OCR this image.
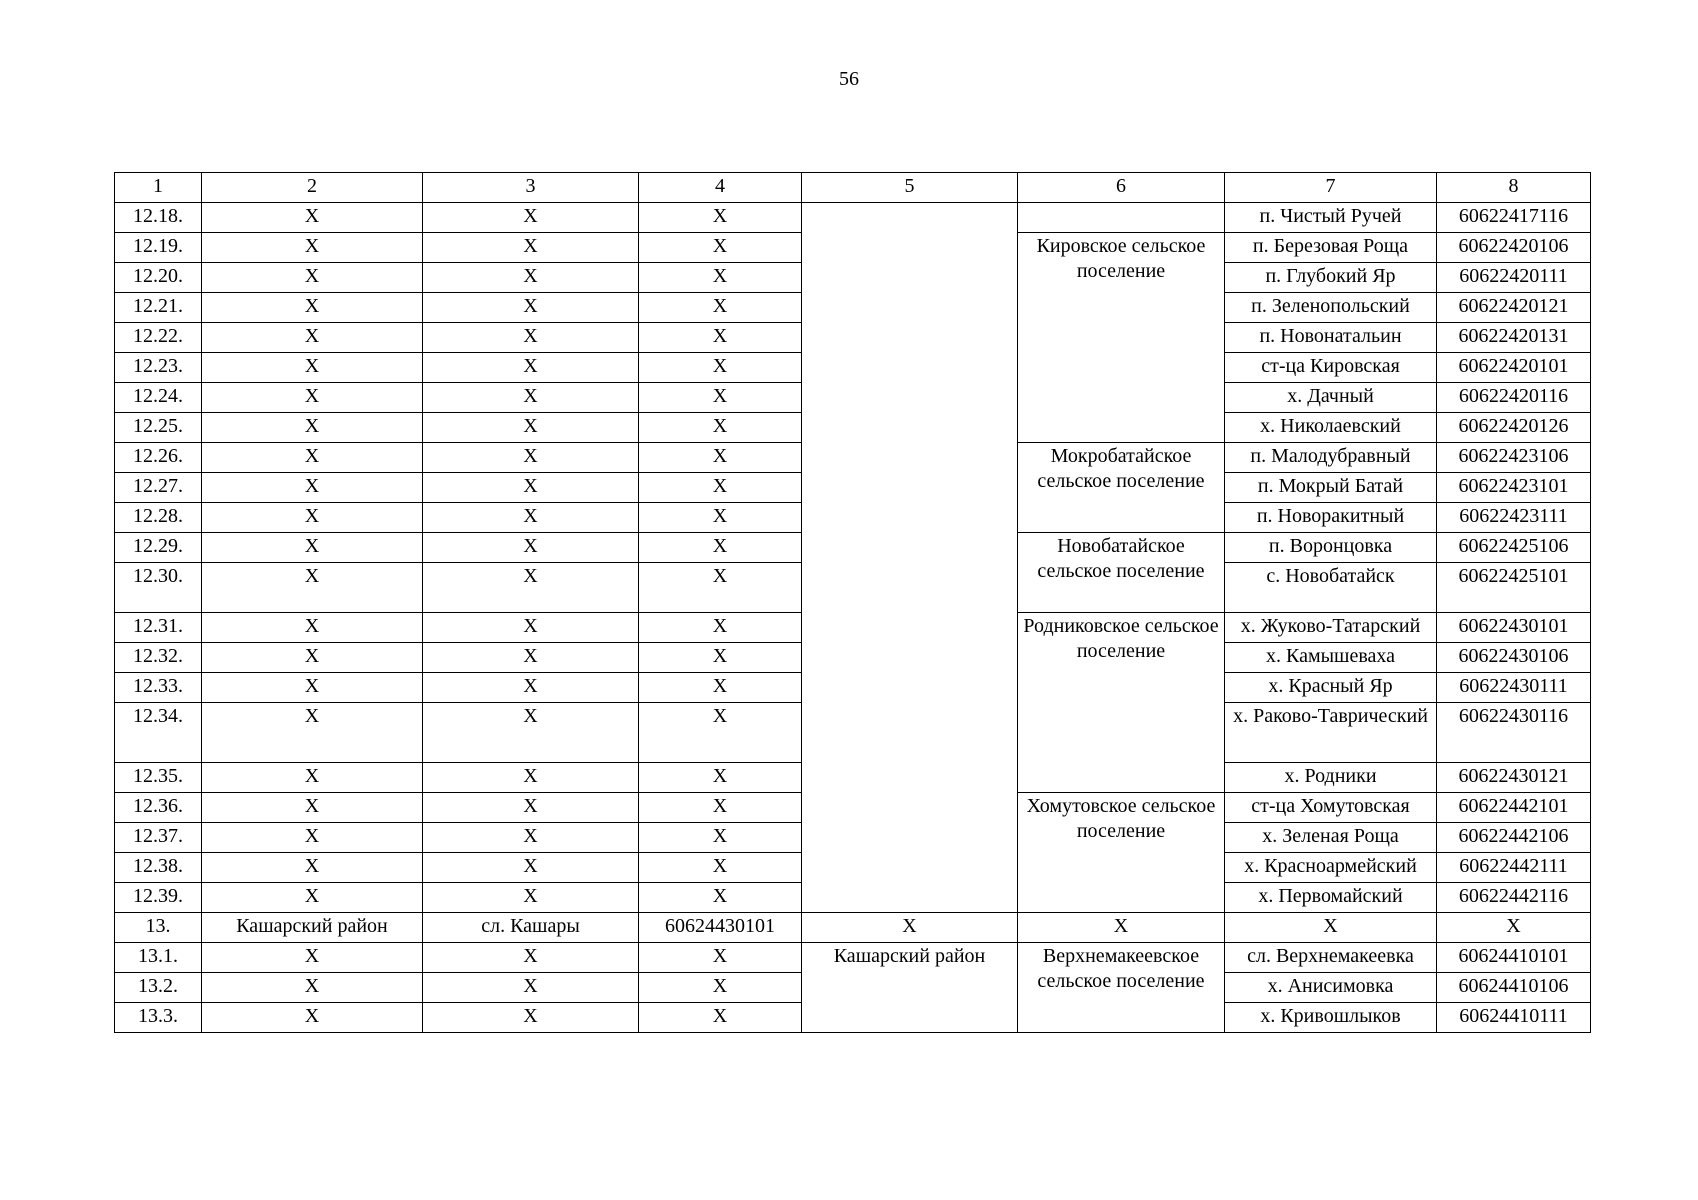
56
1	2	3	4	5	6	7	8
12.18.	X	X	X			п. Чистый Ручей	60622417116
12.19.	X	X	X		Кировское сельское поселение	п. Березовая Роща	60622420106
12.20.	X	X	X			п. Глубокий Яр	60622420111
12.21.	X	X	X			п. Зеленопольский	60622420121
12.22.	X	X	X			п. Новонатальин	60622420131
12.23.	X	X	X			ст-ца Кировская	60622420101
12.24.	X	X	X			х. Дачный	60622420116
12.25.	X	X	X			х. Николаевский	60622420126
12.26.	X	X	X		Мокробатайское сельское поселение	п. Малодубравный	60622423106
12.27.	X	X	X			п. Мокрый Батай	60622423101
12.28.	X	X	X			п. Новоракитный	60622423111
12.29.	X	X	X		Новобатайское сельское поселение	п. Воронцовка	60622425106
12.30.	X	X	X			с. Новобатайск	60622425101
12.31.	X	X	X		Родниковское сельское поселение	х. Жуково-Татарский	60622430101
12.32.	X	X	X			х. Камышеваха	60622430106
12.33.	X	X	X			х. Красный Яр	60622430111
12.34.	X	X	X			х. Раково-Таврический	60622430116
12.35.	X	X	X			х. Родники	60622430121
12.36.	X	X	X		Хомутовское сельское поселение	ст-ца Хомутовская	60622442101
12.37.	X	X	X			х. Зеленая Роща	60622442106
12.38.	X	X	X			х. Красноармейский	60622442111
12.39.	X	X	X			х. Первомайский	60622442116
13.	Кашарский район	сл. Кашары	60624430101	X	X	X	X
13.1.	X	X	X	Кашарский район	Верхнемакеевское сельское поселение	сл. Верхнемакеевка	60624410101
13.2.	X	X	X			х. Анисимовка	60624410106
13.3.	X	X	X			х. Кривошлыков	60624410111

* * *

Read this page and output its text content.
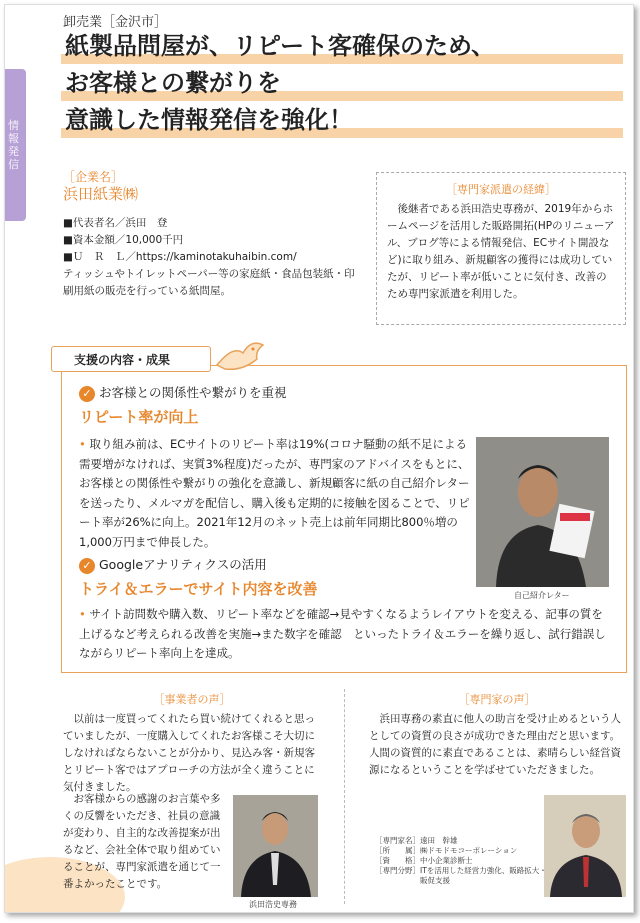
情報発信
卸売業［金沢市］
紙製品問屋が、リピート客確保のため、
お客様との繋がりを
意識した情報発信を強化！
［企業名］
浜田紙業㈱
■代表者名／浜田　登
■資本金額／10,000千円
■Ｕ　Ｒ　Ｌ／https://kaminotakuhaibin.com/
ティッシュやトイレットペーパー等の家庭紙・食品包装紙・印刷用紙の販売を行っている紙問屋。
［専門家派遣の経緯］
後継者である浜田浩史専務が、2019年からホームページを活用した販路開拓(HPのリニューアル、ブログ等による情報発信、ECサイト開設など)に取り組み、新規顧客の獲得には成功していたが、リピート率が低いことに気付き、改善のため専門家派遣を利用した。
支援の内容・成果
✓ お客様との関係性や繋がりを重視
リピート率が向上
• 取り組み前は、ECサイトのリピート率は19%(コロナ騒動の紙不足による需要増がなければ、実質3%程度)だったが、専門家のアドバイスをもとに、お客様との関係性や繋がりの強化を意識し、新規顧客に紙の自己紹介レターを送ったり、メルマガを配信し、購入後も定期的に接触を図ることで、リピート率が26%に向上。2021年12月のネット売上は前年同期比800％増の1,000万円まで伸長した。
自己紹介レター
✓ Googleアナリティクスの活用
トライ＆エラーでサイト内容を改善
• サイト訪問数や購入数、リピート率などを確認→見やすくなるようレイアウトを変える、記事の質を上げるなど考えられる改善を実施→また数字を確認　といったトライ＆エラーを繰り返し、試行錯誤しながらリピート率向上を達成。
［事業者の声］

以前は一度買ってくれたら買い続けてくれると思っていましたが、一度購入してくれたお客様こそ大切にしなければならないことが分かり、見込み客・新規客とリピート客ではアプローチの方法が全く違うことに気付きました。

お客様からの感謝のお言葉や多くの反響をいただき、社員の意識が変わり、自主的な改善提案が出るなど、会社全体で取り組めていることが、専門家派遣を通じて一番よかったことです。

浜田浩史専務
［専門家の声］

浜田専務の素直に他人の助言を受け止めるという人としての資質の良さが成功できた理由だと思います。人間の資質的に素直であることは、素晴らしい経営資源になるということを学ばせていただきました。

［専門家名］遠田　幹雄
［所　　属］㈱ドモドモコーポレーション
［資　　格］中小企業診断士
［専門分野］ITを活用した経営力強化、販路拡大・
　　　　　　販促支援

...

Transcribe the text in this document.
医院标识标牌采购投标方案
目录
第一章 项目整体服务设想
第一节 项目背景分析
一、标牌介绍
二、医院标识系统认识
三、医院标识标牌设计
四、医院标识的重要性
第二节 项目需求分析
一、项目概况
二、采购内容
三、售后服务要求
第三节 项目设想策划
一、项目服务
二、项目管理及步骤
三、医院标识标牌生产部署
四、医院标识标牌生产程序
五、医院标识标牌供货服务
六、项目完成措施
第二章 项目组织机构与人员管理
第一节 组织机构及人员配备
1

- Exercise
In the entries above, find each line with the word "this" and show it.

- Solved problem
OCR this image.
Read this page and output its text content.
Transcribe the text in this document.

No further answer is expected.